▶ [Direction] Select all lines in the records that include "mail".
>> begin Material supplied
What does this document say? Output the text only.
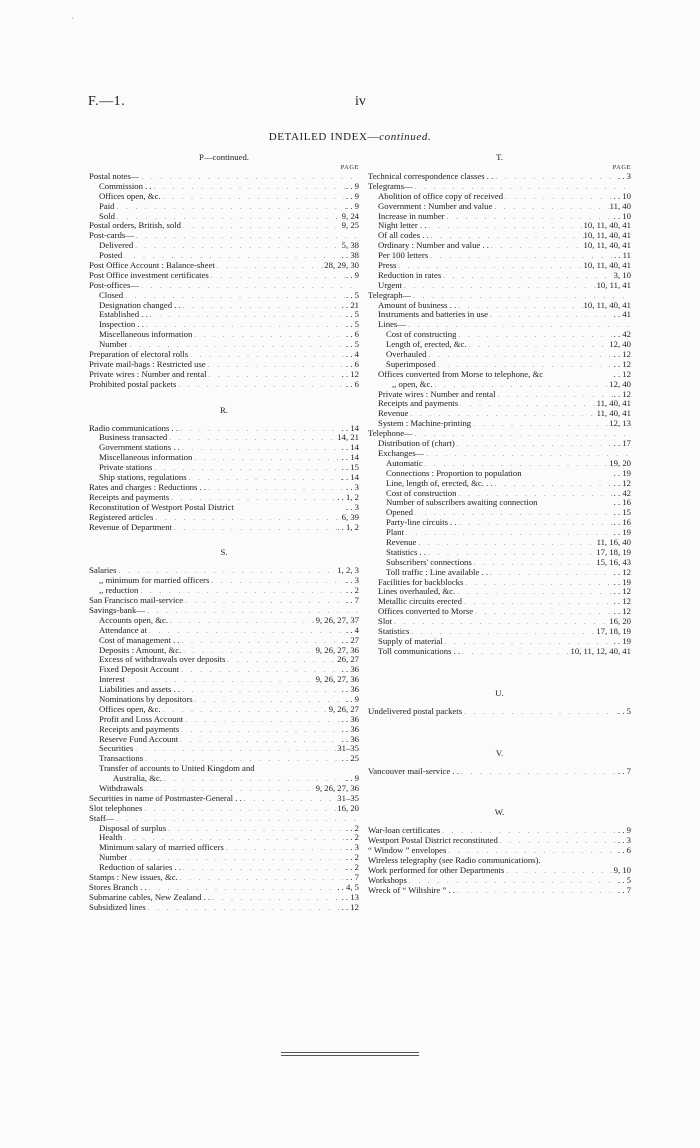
'
F.—1.	iv
DETAILED INDEX—continued.
P—continued.
PAGE
Postal notes—
. . .
Commission . . . . .	. . 9
Offices open, &c. . . .	. . 9
Paid . . .	. . 9
Sold . . .	9, 24
Postal orders, British, sold . . .	9, 25
Post-cards—
. . .
Delivered . . .	5, 38
Posted . . .	. . 38
Post Office Account : Balance-sheet . . .	28, 29, 30
Post Office investment certificates . . .	. . 9
Post-offices—
. . .
Closed . . .	. . 5
Designation changed . . . . .	. . 21
Established . . . . .	. . 5
Inspection . . . . .	. . 5
Miscellaneous information . . .	. . 6
Number . . .	. . 5
Preparation of electoral rolls . . .	. . 4
Private mail-bags : Restricted use . . .	. . 6
Private wires : Number and rental . . .	. . 12
Prohibited postal packets . . .	. . 6
R.
Radio communications . . . . .	. . 14
Business transacted . . .	14, 21
Government stations . . . . .	. . 14
Miscellaneous information . . .	. . 14
Private stations . . .	. . 15
Ship stations, regulations . . .	. . 14
Rates and charges : Reductions . . . . .	. . 3
Receipts and payments . . .	. . 1, 2
Reconstitution of Westport Postal District	. . 3
Registered articles . . .	6, 39
Revenue of Department . . .	. . 1, 2
S.
Salaries . . .	1, 2, 3
,, minimum for married officers . . .	. . 3
,, reduction . . .	. . 2
San Francisco mail-service . . .	. . 7
Savings-bank—
. . .
Accounts open, &c. . . .	9, 26, 27, 37
Attendance at . . .	. . 4
Cost of management . . . . .	. . 27
Deposits : Amount, &c. . . .	9, 26, 27, 36
Excess of withdrawals over deposits . . .	26, 27
Fixed Deposit Account . . .	. . 36
Interest . . .	9, 26, 27, 36
Liabilities and assets . . . . .	. . 36
Nominations by depositors . . .	. . 9
Offices open, &c. . . .	9, 26, 27
Profit and Loss Account . . .	. . 36
Receipts and payments . . .	. . 36
Reserve Fund Account . . .	. . 36
Securities . . .	31–35
Transactions . . .	. . 25
Transfer of accounts to United Kingdom and
Australia, &c. . . .	. . 9
Withdrawals . . .	9, 26, 27, 36
Securities in name of Postmaster-General . . . . .	31–35
Slot telephones . . .	16, 20
Staff—
. . .
Disposal of surplus . . .	. . 2
Health . . .	. . 2
Minimum salary of married officers . . .	. . 3
Number . . .	. . 2
Reduction of salaries . . . . .	. . 2
Stamps : New issues, &c. . . .	. . 7
Stores Branch . . . . .	. . 4, 5
Submarine cables, New Zealand . . . . .	. . 13
Subsidized lines . . .	. . 12
T.
PAGE
Technical correspondence classes . . . . .	. . 3
Telegrams—
. . .
Abolition of office copy of received . . .	. . 10
Government : Number and value . . .	11, 40
Increase in number . . .	. . 10
Night letter . . . . .	10, 11, 40, 41
Of all codes . . . . .	10, 11, 40, 41
Ordinary : Number and value . . . . .	10, 11, 40, 41
Per 100 letters . . .	. . 11
Press . . .	10, 11, 40, 41
Reduction in rates . . .	3, 10
Urgent . . .	10, 11, 41
Telegraph—
. . .
Amount of business . . . . .	10, 11, 40, 41
Instruments and batteries in use . . .	. . 41
Lines—
. . .
Cost of constructing . . .	. . 42
Length of, erected, &c. . . .	12, 40
Overhauled . . .	. . 12
Superimposed . . .	. . 12
Offices converted from Morse to telephone, &c	. . 12
,, open, &c. . . .	12, 40
Private wires : Number and rental . . .	. . 12
Receipts and payments . . .	11, 40, 41
Revenue . . .	11, 40, 41
System : Machine-printing . . .	12, 13
Telephone—
. . .
Distribution of (chart) . . .	. . 17
Exchanges—
. . .
Automatic . . .	19, 20
Connections : Proportion to population	. . 19
Line, length of, erected, &c. . . . . .	. . 12
Cost of construction . . .	. . 42
Number of subscribers awaiting connection	. . 16
Opened . . .	. . 15
Party-line circuits . . . . .	. . 16
Plant . . .	. . 19
Revenue . . .	11, 16, 40
Statistics . . . . .	17, 18, 19
Subscribers' connections . . .	15, 16, 43
Toll traffic : Line available . . . . .	. . 12
Facilities for backblocks . . .	. . 19
Lines overhauled, &c. . . .	. . 12
Metallic circuits erected . . .	. . 12
Offices converted to Morse . . .	. . 12
Slot . . .	16, 20
Statistics . . .	17, 18, 19
Supply of material . . .	. . 19
Toll communications . . . . .	10, 11, 12, 40, 41
U.
Undelivered postal packets . . .	. . 5
V.
Vancouver mail-service . . . . .	. . 7
W.
War-loan certificates . . .	. . 9
Westport Postal District reconstituted . . .	. . 3
“ Window ” envelopes . . .	. . 6
Wireless telegraphy (see Radio communications).
Work performed for other Departments . . .	9, 10
Workshops . . .	. . 5
Wreck of “ Wiltshire ” . . . . .	. . 7
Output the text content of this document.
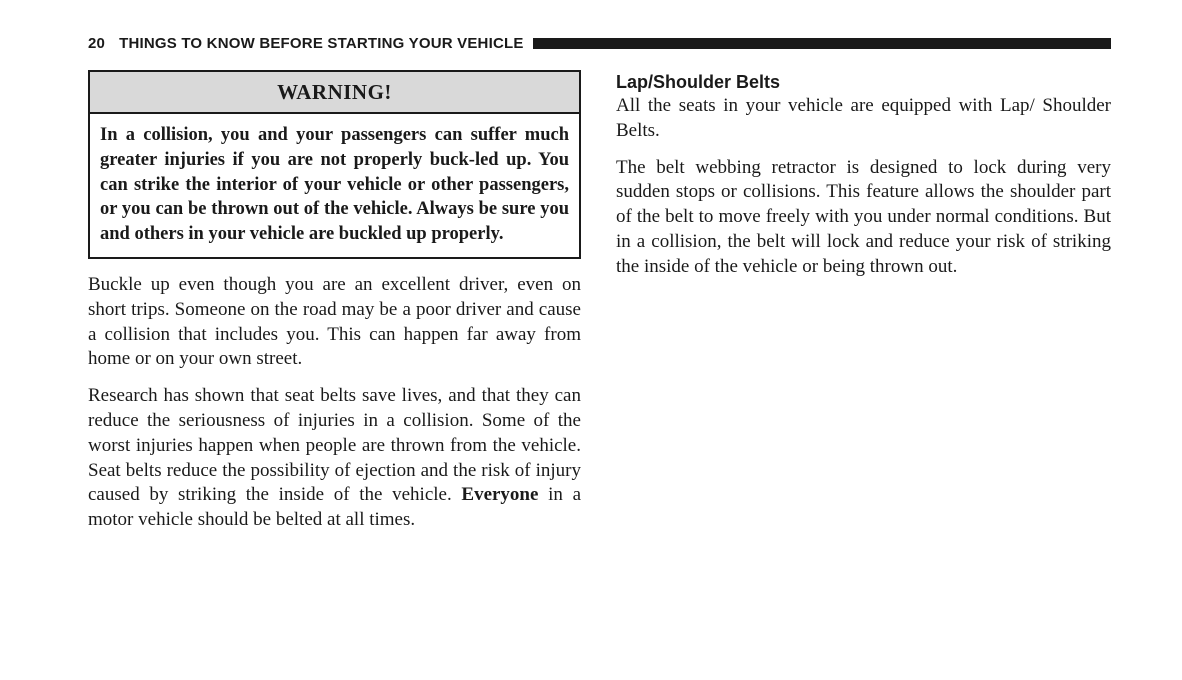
20 THINGS TO KNOW BEFORE STARTING YOUR VEHICLE
WARNING!
In a collision, you and your passengers can suffer much greater injuries if you are not properly buck-led up. You can strike the interior of your vehicle or other passengers, or you can be thrown out of the vehicle. Always be sure you and others in your vehicle are buckled up properly.

Buckle up even though you are an excellent driver, even on short trips. Someone on the road may be a poor driver and cause a collision that includes you. This can happen far away from home or on your own street.

Research has shown that seat belts save lives, and that they can reduce the seriousness of injuries in a collision. Some of the worst injuries happen when people are thrown from the vehicle. Seat belts reduce the possibility of ejection and the risk of injury caused by striking the inside of the vehicle. Everyone in a motor vehicle should be belted at all times.

Lap/Shoulder Belts

All the seats in your vehicle are equipped with Lap/ Shoulder Belts.

The belt webbing retractor is designed to lock during very sudden stops or collisions. This feature allows the shoulder part of the belt to move freely with you under normal conditions. But in a collision, the belt will lock and reduce your risk of striking the inside of the vehicle or being thrown out.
>> end Material supplied
▶ [Solution]
Private mail-bags : Restricted use . . .	. . 6
San Francisco mail-service . . .	. . 7
Vancouver mail-service . . . . .	. . 7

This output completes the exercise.